Но язык менялся не только в этом смысле. Понятия и представления тех дней сегодня иногда трудней вообразить, чем мир без радио и телевидения. Психологиче­ски с той поры, с которой связано пробуждение моего сознания и начало моей биографии, мы пережили несколько эпох.

Эта разница эпох создает для меня определенные трудности. Упоминавшийся расстрел революционной эпохи, происшедший на моих глазах более полувека назад, совпал по времени с моим отрочеством и надолго определил содержание моей жизни, мои симпатии и антипатии. Сегодня я вижу тогдашние события совсем не так, как тогда. Возникает опасность как инерции тогдашних представлении, так и неофитского отталкивания от них. Поэтому я и говорю, что когда судно этого повествования войдет в пролив, ведущий через 1937 год, дальше надо плыть очень осторожно. Рифы на этом пути подстерегают с двух сторон, и нельзя приставать ни к тому, ни к другому берегу — ни к Сталину, ни к тем, кого он уничтожил. Они вовсе не одно и то же, как сегодня хотелось бы некоторым, но разнятся между собой не как Добро и Зло и не как правые и виноватые, как хотелось бы другим. И как казалось мне в детстве. Но всю жизнь я прожил под властью тех, кто уничтожил, или, точней, заместил, уничтоженных, а не тех, кого уничтожили, или заместили. Временами это приводило к аберрациям в смысле чрезмерного сочувствия к уничтоженным и замещенным.

Но отталкивание от заместивших, точней от замещения, чрезмерным быть не могло. Дело не в людях, они были разные, но 1937 год, который их «выдвинул»,— явление отвратительное. И сам по себе, и тем, что утвердил сталинщину. А она, что бы мы ни знали о тех замещенных, сама от себя наложила дополнительный страшный отпечаток на весь облик и дальнейшую историю страны, дополнительную тяжесть на жизнь людей.

ИСХОДНЫЕ ДАННЫЕ:
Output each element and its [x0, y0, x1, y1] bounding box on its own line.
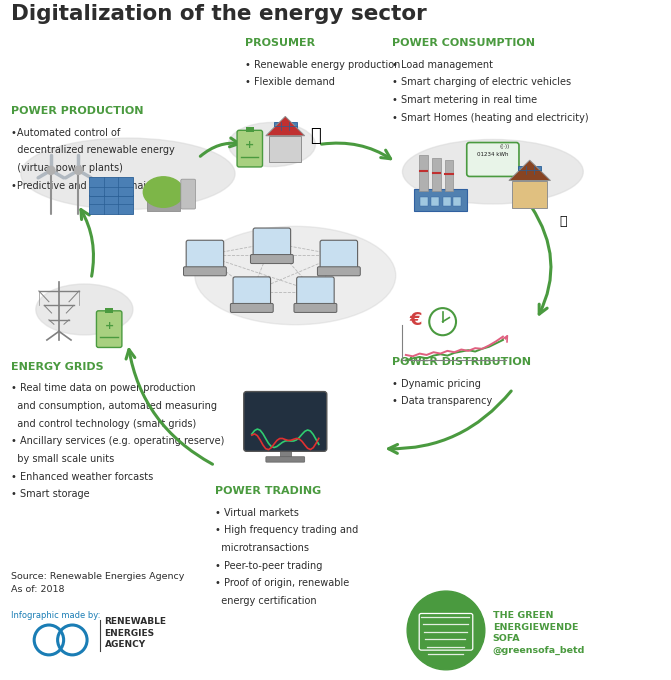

ПИСЬМЕННОЕ ЗАДАНИЕ: С каким периодом жизни, согласно тексту для чтения, совпал по времени расстрел революционной эпохи?

ПРАВИЛЬНЫЙ ОТВЕТ: С отрочеством.